• Written problem
From the entries below, copy out every line with "notre" in it.

• Input records
-- begin --
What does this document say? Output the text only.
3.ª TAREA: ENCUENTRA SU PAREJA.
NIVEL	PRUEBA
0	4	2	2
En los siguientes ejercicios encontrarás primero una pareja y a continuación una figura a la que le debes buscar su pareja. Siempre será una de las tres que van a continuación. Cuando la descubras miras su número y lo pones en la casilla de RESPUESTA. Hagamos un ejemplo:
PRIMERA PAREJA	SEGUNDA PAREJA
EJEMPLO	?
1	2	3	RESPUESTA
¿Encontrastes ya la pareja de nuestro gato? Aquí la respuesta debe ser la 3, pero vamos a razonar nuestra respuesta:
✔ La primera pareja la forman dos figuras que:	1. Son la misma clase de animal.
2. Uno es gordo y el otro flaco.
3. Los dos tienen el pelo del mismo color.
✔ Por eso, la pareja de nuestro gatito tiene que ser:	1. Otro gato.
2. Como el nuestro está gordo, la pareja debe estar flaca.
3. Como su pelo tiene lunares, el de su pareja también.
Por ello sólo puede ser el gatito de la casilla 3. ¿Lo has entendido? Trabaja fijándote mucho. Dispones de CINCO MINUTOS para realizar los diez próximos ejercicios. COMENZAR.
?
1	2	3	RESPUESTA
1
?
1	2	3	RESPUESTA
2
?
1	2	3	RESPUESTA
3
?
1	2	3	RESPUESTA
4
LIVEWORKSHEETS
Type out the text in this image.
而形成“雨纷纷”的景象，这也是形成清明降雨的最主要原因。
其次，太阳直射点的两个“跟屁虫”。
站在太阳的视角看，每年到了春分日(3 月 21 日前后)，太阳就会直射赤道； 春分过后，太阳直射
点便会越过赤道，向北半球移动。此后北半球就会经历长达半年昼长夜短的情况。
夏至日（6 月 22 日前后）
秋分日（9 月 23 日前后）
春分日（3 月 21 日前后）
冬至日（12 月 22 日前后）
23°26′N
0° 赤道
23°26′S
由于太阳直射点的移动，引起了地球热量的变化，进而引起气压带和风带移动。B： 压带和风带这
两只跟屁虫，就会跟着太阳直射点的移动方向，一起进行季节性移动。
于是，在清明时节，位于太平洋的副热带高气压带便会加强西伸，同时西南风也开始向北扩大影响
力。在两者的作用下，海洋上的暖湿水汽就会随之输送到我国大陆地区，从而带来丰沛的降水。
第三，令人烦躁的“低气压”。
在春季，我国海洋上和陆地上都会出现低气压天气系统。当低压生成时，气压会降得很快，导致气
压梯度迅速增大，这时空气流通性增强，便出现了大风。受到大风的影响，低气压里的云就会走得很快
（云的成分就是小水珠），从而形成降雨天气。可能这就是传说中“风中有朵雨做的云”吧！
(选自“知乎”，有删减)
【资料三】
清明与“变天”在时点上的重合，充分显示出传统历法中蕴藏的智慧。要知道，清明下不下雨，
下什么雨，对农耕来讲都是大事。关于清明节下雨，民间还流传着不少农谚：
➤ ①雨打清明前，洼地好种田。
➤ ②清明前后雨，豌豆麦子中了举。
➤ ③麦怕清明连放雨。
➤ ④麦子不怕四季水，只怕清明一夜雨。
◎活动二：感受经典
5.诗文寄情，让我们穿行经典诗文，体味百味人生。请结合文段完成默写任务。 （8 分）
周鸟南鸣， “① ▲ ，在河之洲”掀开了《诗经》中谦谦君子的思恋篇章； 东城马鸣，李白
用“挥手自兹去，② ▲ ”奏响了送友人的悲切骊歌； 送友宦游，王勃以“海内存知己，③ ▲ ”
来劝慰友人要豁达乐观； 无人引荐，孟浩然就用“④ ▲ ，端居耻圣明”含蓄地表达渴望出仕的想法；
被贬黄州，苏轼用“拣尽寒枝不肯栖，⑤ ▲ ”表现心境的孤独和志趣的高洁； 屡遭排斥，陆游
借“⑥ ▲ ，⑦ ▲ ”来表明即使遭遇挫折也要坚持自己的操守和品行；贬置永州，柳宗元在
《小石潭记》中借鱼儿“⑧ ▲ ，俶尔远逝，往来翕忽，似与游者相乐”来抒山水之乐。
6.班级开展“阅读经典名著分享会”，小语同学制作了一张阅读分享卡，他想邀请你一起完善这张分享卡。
-- end --
-- begin --
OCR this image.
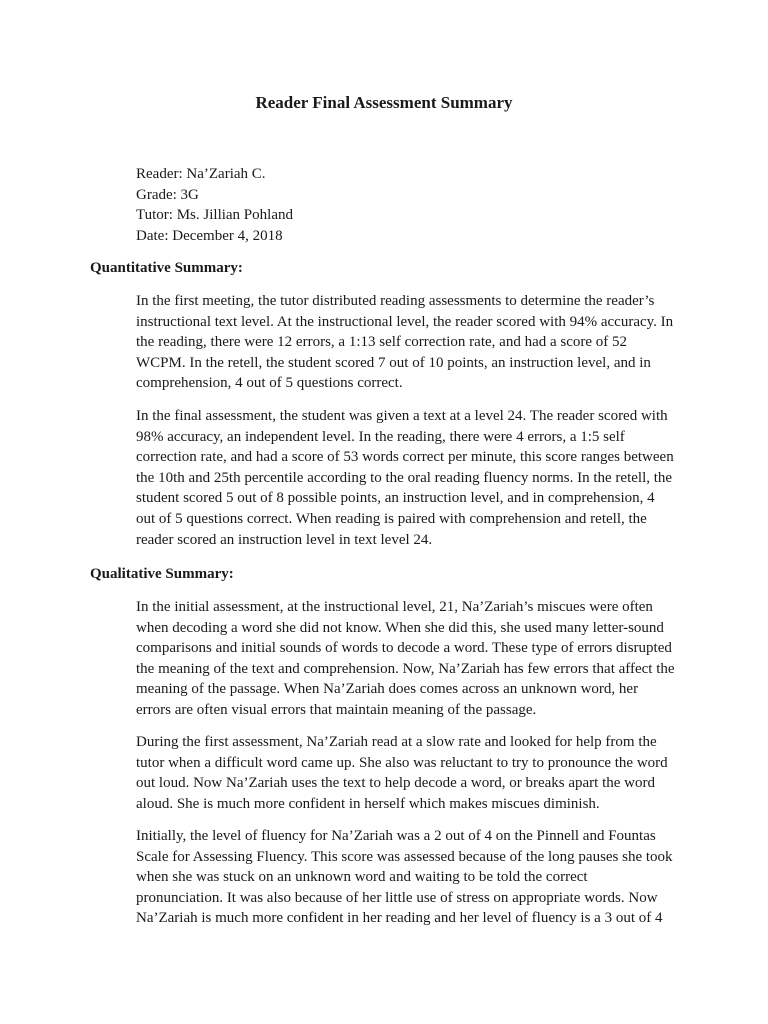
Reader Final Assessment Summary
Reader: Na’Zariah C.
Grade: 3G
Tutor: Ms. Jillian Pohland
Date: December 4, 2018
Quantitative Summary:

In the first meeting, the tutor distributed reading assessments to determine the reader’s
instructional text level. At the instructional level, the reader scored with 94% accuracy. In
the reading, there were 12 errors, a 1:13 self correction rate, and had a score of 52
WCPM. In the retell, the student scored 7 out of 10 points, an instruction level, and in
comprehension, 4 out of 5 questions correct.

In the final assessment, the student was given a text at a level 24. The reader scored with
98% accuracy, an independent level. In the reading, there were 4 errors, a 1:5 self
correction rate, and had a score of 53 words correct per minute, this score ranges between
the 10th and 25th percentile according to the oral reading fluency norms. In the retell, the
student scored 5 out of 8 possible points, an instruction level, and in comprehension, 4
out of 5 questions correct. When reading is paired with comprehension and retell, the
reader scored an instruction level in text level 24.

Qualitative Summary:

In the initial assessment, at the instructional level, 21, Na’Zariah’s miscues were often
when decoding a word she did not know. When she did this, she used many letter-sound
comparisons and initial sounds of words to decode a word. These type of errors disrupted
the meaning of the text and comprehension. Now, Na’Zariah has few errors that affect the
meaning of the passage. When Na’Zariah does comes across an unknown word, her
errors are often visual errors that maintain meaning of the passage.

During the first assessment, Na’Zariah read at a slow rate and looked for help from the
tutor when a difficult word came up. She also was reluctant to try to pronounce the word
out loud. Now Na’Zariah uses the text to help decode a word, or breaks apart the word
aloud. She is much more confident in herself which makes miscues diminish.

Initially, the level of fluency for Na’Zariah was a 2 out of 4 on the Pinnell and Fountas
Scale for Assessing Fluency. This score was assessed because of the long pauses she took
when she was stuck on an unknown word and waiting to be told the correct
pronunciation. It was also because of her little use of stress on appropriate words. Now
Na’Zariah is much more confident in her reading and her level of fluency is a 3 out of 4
-- end --
-- begin --
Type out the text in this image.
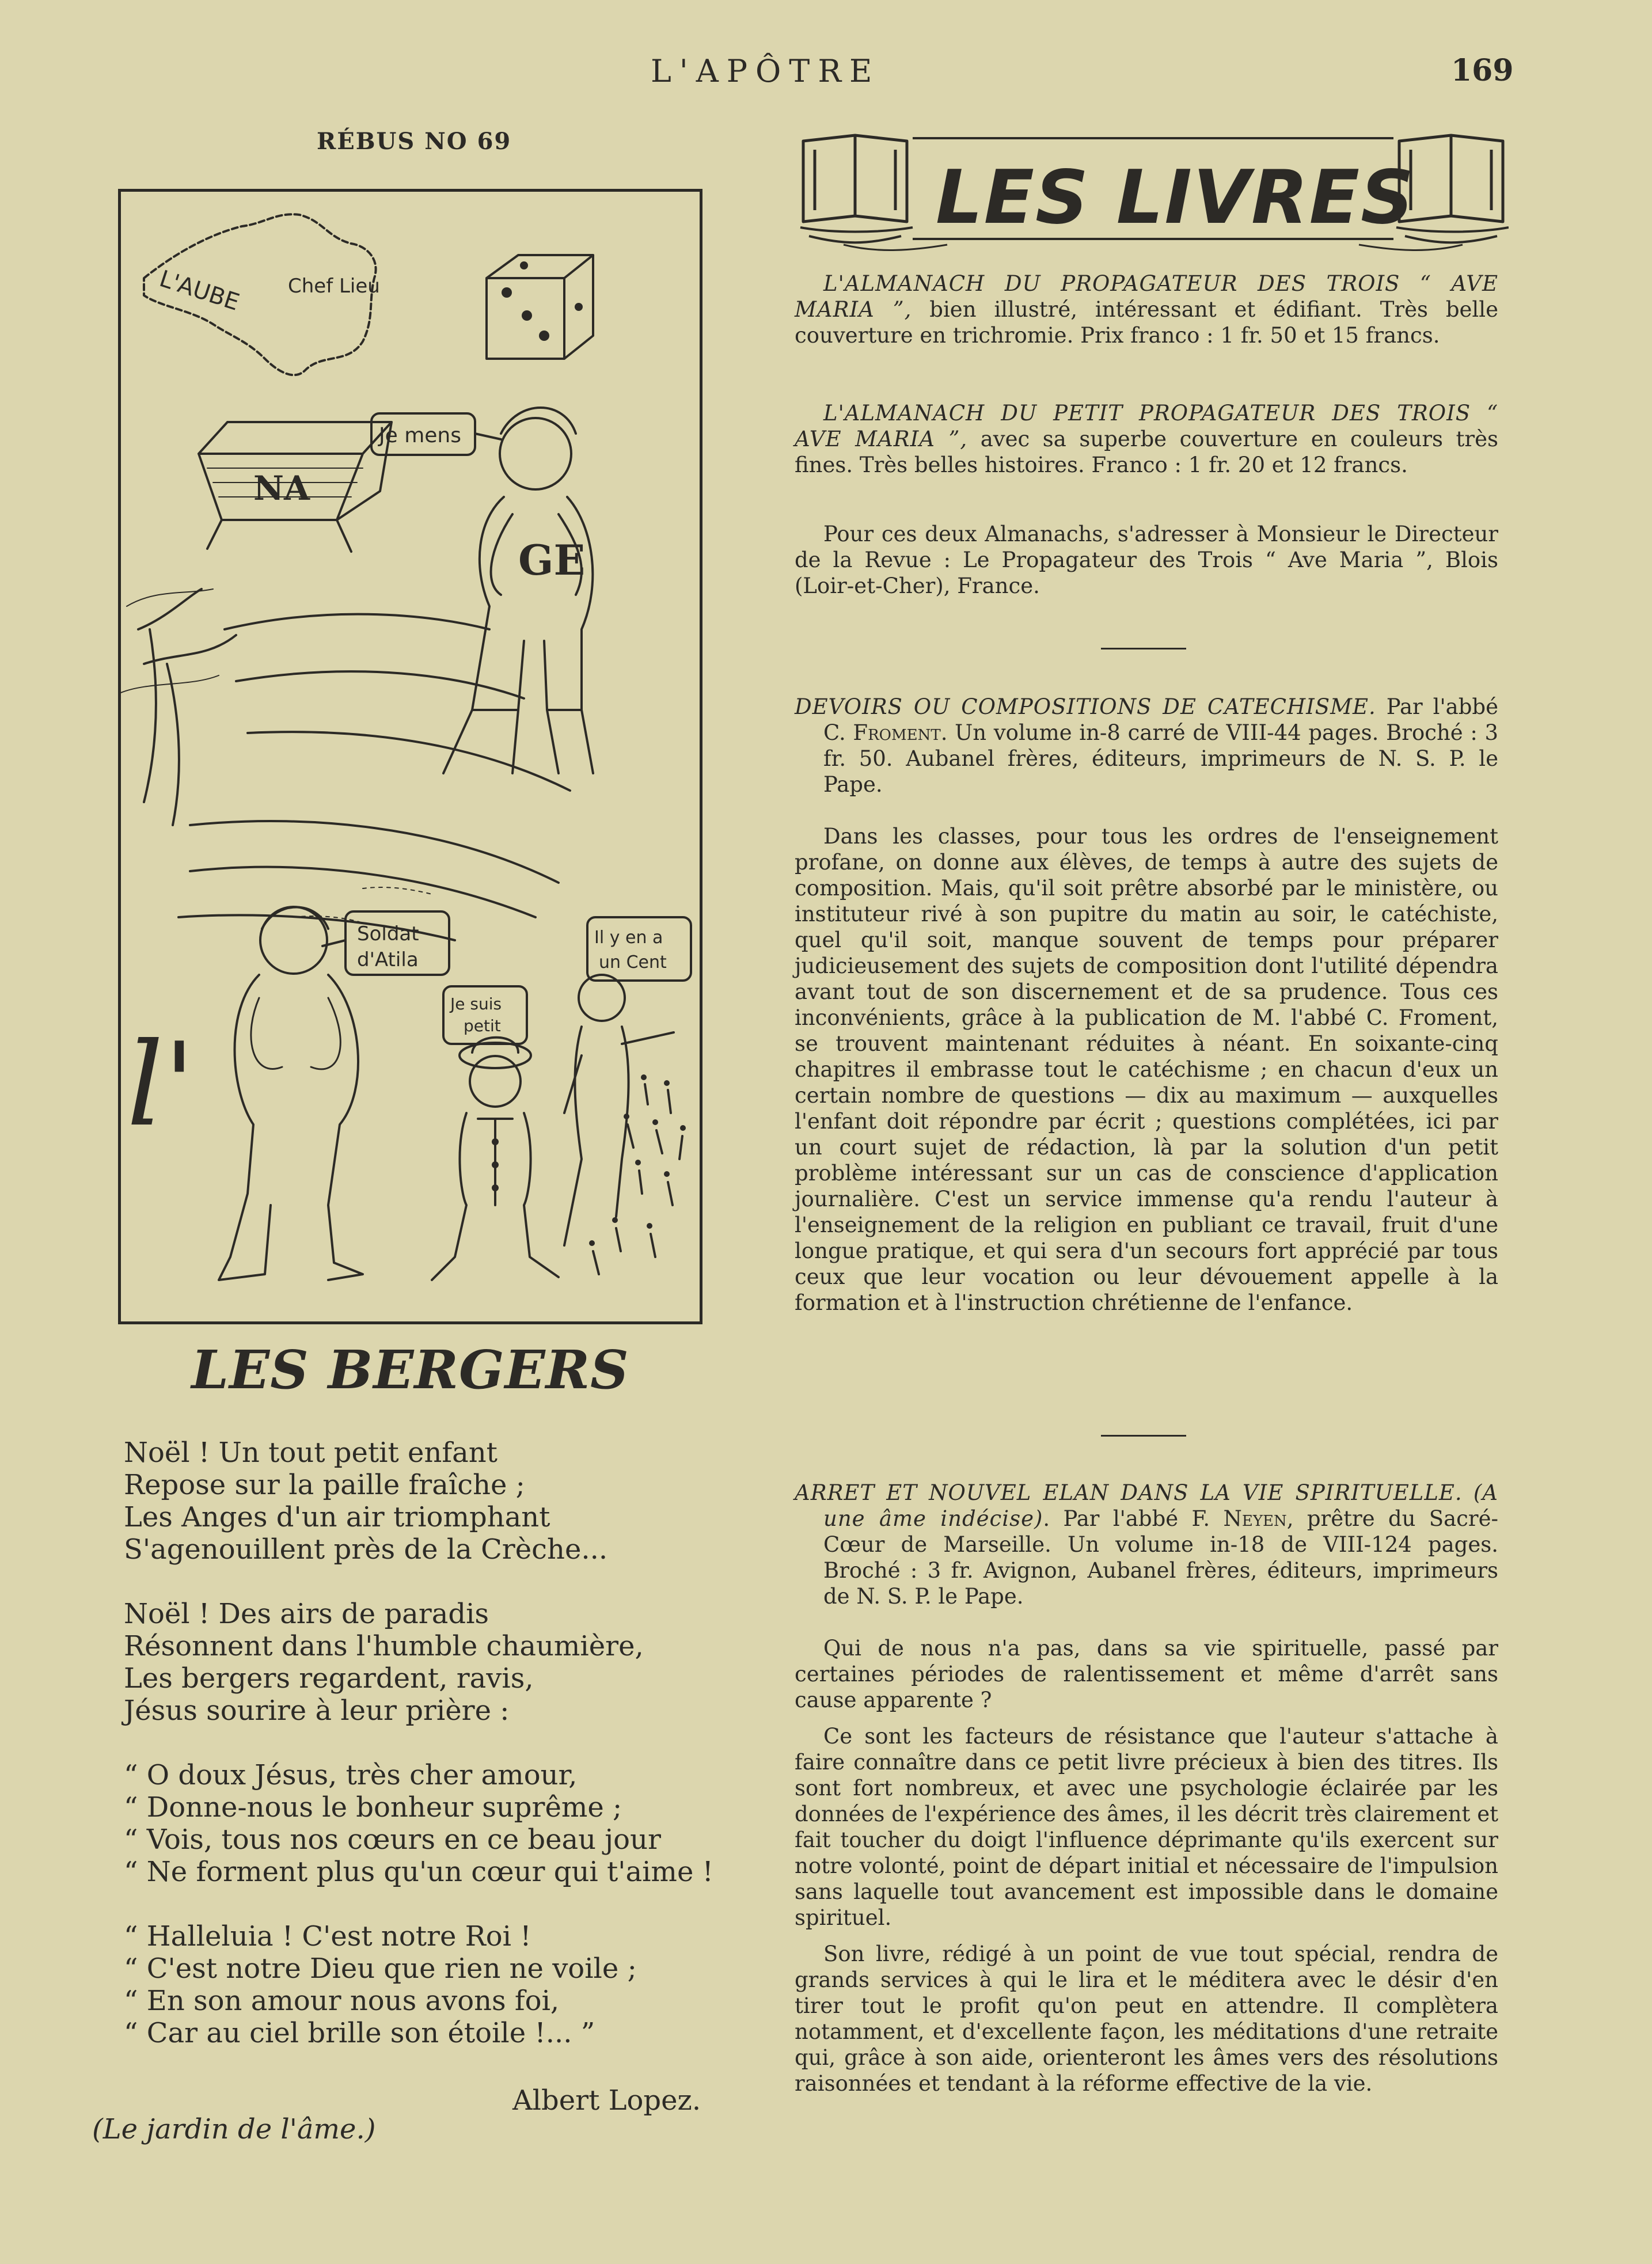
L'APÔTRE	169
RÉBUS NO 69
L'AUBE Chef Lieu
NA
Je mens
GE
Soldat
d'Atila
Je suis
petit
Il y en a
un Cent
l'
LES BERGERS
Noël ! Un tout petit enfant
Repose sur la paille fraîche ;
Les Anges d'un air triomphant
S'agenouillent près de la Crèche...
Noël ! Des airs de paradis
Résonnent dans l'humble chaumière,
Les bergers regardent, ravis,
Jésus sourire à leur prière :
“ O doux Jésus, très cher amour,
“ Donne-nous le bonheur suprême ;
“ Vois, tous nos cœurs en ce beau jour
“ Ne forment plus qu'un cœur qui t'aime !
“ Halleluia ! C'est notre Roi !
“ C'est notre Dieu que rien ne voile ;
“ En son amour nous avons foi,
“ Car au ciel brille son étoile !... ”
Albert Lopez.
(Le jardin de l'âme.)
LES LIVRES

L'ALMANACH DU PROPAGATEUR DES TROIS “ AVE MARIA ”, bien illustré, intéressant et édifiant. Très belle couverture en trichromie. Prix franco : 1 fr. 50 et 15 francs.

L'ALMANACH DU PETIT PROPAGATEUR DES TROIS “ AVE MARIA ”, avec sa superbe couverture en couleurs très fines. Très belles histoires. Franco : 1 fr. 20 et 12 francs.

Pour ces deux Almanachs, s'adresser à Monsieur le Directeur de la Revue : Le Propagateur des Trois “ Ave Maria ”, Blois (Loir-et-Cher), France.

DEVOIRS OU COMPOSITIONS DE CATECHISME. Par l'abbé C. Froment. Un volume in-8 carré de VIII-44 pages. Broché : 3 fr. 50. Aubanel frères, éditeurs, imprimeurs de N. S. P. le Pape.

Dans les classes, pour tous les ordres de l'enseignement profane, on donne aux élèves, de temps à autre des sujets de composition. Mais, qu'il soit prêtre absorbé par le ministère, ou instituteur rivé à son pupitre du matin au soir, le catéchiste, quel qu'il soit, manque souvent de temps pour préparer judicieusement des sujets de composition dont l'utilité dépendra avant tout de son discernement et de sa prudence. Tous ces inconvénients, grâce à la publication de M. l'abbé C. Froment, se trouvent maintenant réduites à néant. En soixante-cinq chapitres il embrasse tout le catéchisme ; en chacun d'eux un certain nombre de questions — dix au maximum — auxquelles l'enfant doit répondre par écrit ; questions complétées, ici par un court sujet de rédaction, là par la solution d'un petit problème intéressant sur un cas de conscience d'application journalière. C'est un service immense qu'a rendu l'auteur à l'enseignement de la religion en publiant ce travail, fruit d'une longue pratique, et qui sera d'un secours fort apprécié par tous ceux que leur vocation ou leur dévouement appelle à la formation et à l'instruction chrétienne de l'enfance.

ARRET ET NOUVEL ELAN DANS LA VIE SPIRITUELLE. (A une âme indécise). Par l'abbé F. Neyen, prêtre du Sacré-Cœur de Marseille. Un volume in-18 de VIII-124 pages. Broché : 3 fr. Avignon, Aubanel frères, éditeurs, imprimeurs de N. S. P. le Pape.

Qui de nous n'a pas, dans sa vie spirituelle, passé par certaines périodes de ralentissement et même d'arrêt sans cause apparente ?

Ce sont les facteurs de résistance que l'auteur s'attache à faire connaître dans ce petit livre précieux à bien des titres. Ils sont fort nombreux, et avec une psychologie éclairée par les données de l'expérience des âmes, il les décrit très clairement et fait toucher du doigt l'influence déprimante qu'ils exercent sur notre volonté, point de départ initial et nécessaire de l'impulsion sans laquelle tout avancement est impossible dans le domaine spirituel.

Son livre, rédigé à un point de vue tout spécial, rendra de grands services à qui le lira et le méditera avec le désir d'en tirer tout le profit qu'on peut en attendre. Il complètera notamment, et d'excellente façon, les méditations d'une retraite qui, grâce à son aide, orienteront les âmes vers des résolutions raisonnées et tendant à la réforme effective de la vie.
-- end --
• Exercise response
“ Halleluia ! C'est notre Roi !
“ C'est notre Dieu que rien ne voile ;
Ce sont les facteurs de résistance que l'auteur s'attache à faire connaître dans ce petit livre précieux à bien des titres. Ils sont fort nombreux, et avec une psychologie éclairée par les données de l'expérience des âmes, il les décrit très clairement et fait toucher du doigt l'influence déprimante qu'ils exercent sur notre volonté, point de départ initial et nécessaire de l'impulsion sans laquelle tout avancement est impossible dans le domaine spirituel.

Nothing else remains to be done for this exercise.